GIVEN INSTRUCTION — Filter these entries, keeping only lines that hold the word "период".

[START OF RECORDS FOR PROCESSING]

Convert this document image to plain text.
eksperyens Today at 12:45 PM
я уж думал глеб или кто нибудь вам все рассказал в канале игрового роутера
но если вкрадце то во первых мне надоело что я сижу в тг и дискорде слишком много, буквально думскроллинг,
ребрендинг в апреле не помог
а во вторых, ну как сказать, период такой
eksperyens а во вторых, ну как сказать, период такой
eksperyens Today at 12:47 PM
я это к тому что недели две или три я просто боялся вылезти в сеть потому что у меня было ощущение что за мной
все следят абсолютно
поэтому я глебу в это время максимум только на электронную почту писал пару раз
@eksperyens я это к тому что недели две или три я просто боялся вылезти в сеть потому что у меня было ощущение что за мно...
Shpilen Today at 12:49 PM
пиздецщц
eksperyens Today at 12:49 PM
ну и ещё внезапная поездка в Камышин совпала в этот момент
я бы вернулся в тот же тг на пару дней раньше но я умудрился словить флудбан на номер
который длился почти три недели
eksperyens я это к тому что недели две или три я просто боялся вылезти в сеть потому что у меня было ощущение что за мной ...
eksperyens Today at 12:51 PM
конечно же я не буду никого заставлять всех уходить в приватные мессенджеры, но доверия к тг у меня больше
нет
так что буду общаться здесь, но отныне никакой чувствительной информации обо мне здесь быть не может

[END OF RECORDS FOR PROCESSING]
[START OF RECORDS FOR PROCESSING]

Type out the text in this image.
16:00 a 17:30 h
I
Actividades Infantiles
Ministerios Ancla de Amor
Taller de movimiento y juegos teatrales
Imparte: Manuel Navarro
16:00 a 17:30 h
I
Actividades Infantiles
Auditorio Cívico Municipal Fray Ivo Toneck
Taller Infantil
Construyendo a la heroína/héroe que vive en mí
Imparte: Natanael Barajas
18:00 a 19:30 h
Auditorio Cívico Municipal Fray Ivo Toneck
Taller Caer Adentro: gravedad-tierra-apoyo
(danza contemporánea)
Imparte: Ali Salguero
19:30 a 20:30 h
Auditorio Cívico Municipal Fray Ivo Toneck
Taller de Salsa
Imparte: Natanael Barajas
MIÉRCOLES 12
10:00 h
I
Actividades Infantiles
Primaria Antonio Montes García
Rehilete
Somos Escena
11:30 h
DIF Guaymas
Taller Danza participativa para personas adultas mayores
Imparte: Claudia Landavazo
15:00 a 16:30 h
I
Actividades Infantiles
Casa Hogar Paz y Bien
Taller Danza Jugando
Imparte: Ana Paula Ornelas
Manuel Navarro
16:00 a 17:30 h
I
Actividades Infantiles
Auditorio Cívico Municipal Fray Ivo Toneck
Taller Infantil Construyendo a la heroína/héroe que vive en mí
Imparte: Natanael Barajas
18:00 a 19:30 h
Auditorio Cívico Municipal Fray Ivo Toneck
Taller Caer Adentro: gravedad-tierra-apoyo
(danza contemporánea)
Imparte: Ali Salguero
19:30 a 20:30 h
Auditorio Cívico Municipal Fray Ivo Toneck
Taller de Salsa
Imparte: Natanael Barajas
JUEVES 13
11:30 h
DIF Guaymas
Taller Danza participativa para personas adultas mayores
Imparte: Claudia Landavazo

[END OF RECORDS FOR PROCESSING]

SOLUTION TO THE PROBLEM —
а во вторых, ну как сказать, период такой
eksperyens а во вторых, ну как сказать, период такой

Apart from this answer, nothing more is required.